TASK INSTRUCTIONS> Set down each entry exactly as given; pictures should not appear in the copy.

------ EXERCISE INPUTS ------

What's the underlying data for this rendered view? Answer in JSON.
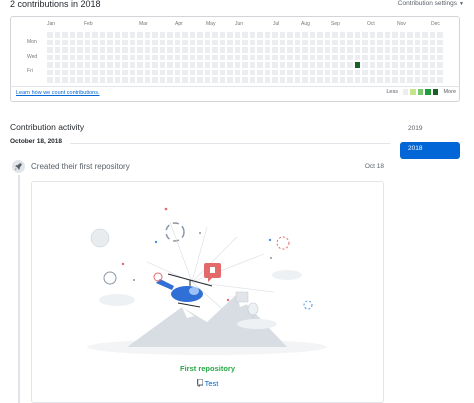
{
  "contributions": {
    "title": "2 contributions in 2018",
    "settings_label": "Contribution settings",
    "months": [
      "Jan",
      "Feb",
      "Mar",
      "Apr",
      "May",
      "Jun",
      "Jul",
      "Aug",
      "Sep",
      "Oct",
      "Nov",
      "Dec"
    ],
    "day_labels": [
      "Mon",
      "Wed",
      "Fri"
    ],
    "learn_link": "Learn how we count contributions.",
    "legend_less": "Less",
    "legend_more": "More",
    "colors": {
      "empty": "#ebedf0",
      "level_1": "#c6e48b",
      "level_2": "#7bc96f",
      "level_3": "#239a3b",
      "level_4": "#196127"
    }
  },
  "activity": {
    "heading": "Contribution activity",
    "years": [
      "2019",
      "2018"
    ],
    "selected_year": "2018",
    "date_label": "October 18, 2018",
    "event_title": "Created their first repository",
    "event_date": "Oct 18",
    "card_title": "First repository",
    "repo_name": "Test",
    "icons": {
      "event": "rocket-icon",
      "repo": "repo-icon"
    }
  }
}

------

SOLVED EXERCISE>
What's the underlying data for this rendered view? Answer in JSON.
{
  "contributions": {
    "title": "2 contributions in 2018",
    "settings_label": "Contribution settings",
    "months": [
      "Jan",
      "Feb",
      "Mar",
      "Apr",
      "May",
      "Jun",
      "Jul",
      "Aug",
      "Sep",
      "Oct",
      "Nov",
      "Dec"
    ],
    "day_labels": [
      "Mon",
      "Wed",
      "Fri"
    ],
    "learn_link": "Learn how we count contributions.",
    "legend_less": "Less",
    "legend_more": "More",
    "colors": {
      "empty": "#ebedf0",
      "level_1": "#c6e48b",
      "level_2": "#7bc96f",
      "level_3": "#239a3b",
      "level_4": "#196127"
    }
  },
  "activity": {
    "heading": "Contribution activity",
    "years": [
      "2019",
      "2018"
    ],
    "selected_year": "2018",
    "date_label": "October 18, 2018",
    "event_title": "Created their first repository",
    "event_date": "Oct 18",
    "card_title": "First repository",
    "repo_name": "Test",
    "icons": {
      "event": "rocket-icon",
      "repo": "repo-icon"
    }
  }
}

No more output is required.